*** Records for this exercise ***

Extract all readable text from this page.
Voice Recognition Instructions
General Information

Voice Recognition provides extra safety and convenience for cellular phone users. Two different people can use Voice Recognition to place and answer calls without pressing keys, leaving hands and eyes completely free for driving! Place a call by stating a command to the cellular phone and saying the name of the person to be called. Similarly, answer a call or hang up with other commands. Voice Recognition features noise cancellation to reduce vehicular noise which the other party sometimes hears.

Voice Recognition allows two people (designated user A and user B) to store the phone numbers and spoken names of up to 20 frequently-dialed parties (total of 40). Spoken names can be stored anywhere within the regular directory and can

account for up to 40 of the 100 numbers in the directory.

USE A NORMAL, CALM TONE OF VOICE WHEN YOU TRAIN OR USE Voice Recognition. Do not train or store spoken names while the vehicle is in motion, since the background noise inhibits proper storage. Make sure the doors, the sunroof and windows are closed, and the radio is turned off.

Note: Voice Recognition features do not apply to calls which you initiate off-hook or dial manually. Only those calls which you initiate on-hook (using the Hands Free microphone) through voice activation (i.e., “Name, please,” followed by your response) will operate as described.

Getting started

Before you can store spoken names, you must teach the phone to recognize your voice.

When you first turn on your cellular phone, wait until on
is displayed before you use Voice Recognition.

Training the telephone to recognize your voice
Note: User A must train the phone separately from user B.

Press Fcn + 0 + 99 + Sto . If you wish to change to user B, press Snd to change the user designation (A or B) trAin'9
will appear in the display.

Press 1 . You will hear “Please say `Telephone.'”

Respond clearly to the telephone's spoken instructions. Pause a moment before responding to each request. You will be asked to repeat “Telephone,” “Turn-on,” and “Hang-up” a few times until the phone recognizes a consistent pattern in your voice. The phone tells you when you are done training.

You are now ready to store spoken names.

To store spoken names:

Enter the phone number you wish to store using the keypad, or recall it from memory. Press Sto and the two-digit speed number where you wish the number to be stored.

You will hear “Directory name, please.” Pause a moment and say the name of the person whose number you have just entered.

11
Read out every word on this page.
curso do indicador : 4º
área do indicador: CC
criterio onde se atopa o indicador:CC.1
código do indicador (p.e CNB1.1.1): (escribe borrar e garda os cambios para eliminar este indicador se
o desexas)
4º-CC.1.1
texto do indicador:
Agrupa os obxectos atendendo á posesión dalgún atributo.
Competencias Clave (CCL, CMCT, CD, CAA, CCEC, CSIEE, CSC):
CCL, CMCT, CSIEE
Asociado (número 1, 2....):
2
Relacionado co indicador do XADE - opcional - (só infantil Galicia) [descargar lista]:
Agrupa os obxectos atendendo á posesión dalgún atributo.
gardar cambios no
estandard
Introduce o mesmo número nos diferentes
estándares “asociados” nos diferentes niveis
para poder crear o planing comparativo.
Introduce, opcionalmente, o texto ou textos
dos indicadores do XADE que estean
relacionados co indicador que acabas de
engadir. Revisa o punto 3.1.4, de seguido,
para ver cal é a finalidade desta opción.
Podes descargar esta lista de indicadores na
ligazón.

***

* [Set exercise] Repeat the data exactly. Leave nothing out.

* [Final result]
Extract all readable text from this page.
Voice Recognition Instructions
General Information

Voice Recognition provides extra safety and convenience for cellular phone users. Two different people can use Voice Recognition to place and answer calls without pressing keys, leaving hands and eyes completely free for driving! Place a call by stating a command to the cellular phone and saying the name of the person to be called. Similarly, answer a call or hang up with other commands. Voice Recognition features noise cancellation to reduce vehicular noise which the other party sometimes hears.

Voice Recognition allows two people (designated user A and user B) to store the phone numbers and spoken names of up to 20 frequently-dialed parties (total of 40). Spoken names can be stored anywhere within the regular directory and can

account for up to 40 of the 100 numbers in the directory.

USE A NORMAL, CALM TONE OF VOICE WHEN YOU TRAIN OR USE Voice Recognition. Do not train or store spoken names while the vehicle is in motion, since the background noise inhibits proper storage. Make sure the doors, the sunroof and windows are closed, and the radio is turned off.

Note: Voice Recognition features do not apply to calls which you initiate off-hook or dial manually. Only those calls which you initiate on-hook (using the Hands Free microphone) through voice activation (i.e., “Name, please,” followed by your response) will operate as described.

Getting started

Before you can store spoken names, you must teach the phone to recognize your voice.

When you first turn on your cellular phone, wait until on
is displayed before you use Voice Recognition.

Training the telephone to recognize your voice
Note: User A must train the phone separately from user B.

Press Fcn + 0 + 99 + Sto . If you wish to change to user B, press Snd to change the user designation (A or B) trAin'9
will appear in the display.

Press 1 . You will hear “Please say `Telephone.'”

Respond clearly to the telephone's spoken instructions. Pause a moment before responding to each request. You will be asked to repeat “Telephone,” “Turn-on,” and “Hang-up” a few times until the phone recognizes a consistent pattern in your voice. The phone tells you when you are done training.

You are now ready to store spoken names.

To store spoken names:

Enter the phone number you wish to store using the keypad, or recall it from memory. Press Sto and the two-digit speed number where you wish the number to be stored.

You will hear “Directory name, please.” Pause a moment and say the name of the person whose number you have just entered.

11
Read out every word on this page.
curso do indicador : 4º
área do indicador: CC
criterio onde se atopa o indicador:CC.1
código do indicador (p.e CNB1.1.1): (escribe borrar e garda os cambios para eliminar este indicador se
o desexas)
4º-CC.1.1
texto do indicador:
Agrupa os obxectos atendendo á posesión dalgún atributo.
Competencias Clave (CCL, CMCT, CD, CAA, CCEC, CSIEE, CSC):
CCL, CMCT, CSIEE
Asociado (número 1, 2....):
2
Relacionado co indicador do XADE - opcional - (só infantil Galicia) [descargar lista]:
Agrupa os obxectos atendendo á posesión dalgún atributo.
gardar cambios no
estandard
Introduce o mesmo número nos diferentes
estándares “asociados” nos diferentes niveis
para poder crear o planing comparativo.
Introduce, opcionalmente, o texto ou textos
dos indicadores do XADE que estean
relacionados co indicador que acabas de
engadir. Revisa o punto 3.1.4, de seguido,
para ver cal é a finalidade desta opción.
Podes descargar esta lista de indicadores na
ligazón.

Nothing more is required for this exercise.